● Task prompt
Set the following entries down again exactly, line by line.

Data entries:
****

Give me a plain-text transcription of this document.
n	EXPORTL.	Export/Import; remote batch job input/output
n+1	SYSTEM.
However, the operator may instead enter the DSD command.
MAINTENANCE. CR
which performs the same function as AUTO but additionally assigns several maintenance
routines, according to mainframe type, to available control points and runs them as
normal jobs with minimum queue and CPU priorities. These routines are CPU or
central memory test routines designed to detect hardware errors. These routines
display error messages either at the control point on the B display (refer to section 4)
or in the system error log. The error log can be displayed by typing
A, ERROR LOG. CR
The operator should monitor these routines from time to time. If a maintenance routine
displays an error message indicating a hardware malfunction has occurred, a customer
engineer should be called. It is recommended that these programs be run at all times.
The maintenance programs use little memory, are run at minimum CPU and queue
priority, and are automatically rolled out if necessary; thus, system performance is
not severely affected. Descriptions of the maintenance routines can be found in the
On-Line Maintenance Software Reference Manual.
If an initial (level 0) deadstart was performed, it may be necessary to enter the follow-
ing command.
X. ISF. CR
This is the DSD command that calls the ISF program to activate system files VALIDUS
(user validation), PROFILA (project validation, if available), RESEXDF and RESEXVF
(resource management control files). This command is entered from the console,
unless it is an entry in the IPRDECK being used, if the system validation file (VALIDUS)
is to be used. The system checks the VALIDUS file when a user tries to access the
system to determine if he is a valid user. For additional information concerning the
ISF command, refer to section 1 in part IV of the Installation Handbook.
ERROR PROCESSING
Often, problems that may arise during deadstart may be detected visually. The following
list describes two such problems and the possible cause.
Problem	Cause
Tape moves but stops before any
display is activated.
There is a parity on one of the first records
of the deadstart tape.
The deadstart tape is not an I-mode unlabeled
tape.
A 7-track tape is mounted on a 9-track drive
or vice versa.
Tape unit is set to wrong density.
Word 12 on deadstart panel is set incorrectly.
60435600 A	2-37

****

● Output of the task
Give me a plain-text transcription of this document.
n	EXPORTL.	Export/Import; remote batch job input/output
n+1	SYSTEM.
However, the operator may instead enter the DSD command.
MAINTENANCE. CR
which performs the same function as AUTO but additionally assigns several maintenance
routines, according to mainframe type, to available control points and runs them as
normal jobs with minimum queue and CPU priorities. These routines are CPU or
central memory test routines designed to detect hardware errors. These routines
display error messages either at the control point on the B display (refer to section 4)
or in the system error log. The error log can be displayed by typing
A, ERROR LOG. CR
The operator should monitor these routines from time to time. If a maintenance routine
displays an error message indicating a hardware malfunction has occurred, a customer
engineer should be called. It is recommended that these programs be run at all times.
The maintenance programs use little memory, are run at minimum CPU and queue
priority, and are automatically rolled out if necessary; thus, system performance is
not severely affected. Descriptions of the maintenance routines can be found in the
On-Line Maintenance Software Reference Manual.
If an initial (level 0) deadstart was performed, it may be necessary to enter the follow-
ing command.
X. ISF. CR
This is the DSD command that calls the ISF program to activate system files VALIDUS
(user validation), PROFILA (project validation, if available), RESEXDF and RESEXVF
(resource management control files). This command is entered from the console,
unless it is an entry in the IPRDECK being used, if the system validation file (VALIDUS)
is to be used. The system checks the VALIDUS file when a user tries to access the
system to determine if he is a valid user. For additional information concerning the
ISF command, refer to section 1 in part IV of the Installation Handbook.
ERROR PROCESSING
Often, problems that may arise during deadstart may be detected visually. The following
list describes two such problems and the possible cause.
Problem	Cause
Tape moves but stops before any
display is activated.
There is a parity on one of the first records
of the deadstart tape.
The deadstart tape is not an I-mode unlabeled
tape.
A 7-track tape is mounted on a 9-track drive
or vice versa.
Tape unit is set to wrong density.
Word 12 on deadstart panel is set incorrectly.
60435600 A	2-37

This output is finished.